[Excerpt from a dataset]
--- Begin ---
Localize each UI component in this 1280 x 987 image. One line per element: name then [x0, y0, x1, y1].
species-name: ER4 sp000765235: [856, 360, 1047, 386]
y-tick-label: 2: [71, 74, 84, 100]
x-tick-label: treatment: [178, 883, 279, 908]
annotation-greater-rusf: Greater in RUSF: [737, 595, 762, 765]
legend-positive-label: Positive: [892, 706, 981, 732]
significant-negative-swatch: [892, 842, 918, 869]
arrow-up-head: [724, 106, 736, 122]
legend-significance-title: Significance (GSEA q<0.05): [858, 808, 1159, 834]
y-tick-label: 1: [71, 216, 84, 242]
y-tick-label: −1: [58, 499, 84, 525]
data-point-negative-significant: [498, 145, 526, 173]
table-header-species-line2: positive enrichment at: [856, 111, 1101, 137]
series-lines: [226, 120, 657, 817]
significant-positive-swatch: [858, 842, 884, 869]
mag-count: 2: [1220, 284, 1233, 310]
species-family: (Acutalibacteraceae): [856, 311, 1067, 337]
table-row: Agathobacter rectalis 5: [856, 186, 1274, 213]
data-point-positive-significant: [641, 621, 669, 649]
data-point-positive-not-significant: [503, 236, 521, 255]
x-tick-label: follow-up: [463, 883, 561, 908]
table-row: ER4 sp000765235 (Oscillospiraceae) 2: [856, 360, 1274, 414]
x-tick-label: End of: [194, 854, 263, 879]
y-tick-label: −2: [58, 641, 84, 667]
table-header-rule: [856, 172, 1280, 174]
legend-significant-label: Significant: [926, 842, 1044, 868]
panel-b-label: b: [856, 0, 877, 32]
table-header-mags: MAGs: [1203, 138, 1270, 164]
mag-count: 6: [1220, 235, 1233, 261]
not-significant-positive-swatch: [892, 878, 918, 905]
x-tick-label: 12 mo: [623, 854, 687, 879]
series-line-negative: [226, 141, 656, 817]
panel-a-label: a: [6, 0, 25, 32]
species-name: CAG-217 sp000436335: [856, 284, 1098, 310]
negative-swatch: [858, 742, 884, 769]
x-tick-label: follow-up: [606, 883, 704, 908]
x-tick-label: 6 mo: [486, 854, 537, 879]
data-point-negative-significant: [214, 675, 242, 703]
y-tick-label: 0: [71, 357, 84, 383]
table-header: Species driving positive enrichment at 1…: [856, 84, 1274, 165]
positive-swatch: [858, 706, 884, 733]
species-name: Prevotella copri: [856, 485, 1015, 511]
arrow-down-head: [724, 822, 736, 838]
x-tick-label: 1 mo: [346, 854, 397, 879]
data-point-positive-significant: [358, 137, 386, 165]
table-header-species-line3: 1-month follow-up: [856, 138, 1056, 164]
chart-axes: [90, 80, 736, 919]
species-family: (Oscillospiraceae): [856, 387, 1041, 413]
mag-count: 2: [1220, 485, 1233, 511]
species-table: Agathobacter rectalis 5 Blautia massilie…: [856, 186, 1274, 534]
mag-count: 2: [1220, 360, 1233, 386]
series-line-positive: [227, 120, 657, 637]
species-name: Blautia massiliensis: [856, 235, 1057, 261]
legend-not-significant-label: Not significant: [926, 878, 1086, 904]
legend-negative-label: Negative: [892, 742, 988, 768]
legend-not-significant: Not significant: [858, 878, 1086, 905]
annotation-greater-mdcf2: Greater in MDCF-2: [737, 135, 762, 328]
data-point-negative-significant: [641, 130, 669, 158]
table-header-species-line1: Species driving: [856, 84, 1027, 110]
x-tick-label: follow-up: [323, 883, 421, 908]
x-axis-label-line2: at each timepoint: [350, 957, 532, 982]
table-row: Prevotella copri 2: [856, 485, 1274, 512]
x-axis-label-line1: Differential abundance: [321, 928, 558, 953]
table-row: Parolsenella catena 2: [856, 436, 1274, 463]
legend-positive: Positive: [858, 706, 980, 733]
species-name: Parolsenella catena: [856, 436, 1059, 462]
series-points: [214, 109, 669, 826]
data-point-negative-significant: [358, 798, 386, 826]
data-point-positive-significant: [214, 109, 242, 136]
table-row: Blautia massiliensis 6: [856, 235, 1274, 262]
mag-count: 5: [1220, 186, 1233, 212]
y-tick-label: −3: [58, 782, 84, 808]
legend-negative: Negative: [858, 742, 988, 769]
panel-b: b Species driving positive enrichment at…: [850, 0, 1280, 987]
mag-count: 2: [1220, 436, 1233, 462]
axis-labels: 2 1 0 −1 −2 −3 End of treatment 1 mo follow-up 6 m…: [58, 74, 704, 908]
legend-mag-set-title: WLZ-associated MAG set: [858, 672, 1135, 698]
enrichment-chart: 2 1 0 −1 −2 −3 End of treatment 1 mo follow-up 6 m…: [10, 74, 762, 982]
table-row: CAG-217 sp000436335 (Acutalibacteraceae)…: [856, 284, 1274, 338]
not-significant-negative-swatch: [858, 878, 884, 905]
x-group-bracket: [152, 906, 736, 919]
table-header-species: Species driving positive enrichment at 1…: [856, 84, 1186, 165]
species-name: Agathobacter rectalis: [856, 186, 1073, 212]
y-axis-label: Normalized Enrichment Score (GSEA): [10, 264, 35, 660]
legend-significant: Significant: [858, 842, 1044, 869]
--- End ---
== Stated task ==
Write out the lines of the material from its first line up to and including the line containing "legend-positive-label: Positive: [892, 706, 981, 732]", and nothing else.

== Task result ==
Localize each UI component in this 1280 x 987 image. One line per element: name then [x0, y0, x1, y1].
species-name: ER4 sp000765235: [856, 360, 1047, 386]
y-tick-label: 2: [71, 74, 84, 100]
x-tick-label: treatment: [178, 883, 279, 908]
annotation-greater-rusf: Greater in RUSF: [737, 595, 762, 765]
legend-positive-label: Positive: [892, 706, 981, 732]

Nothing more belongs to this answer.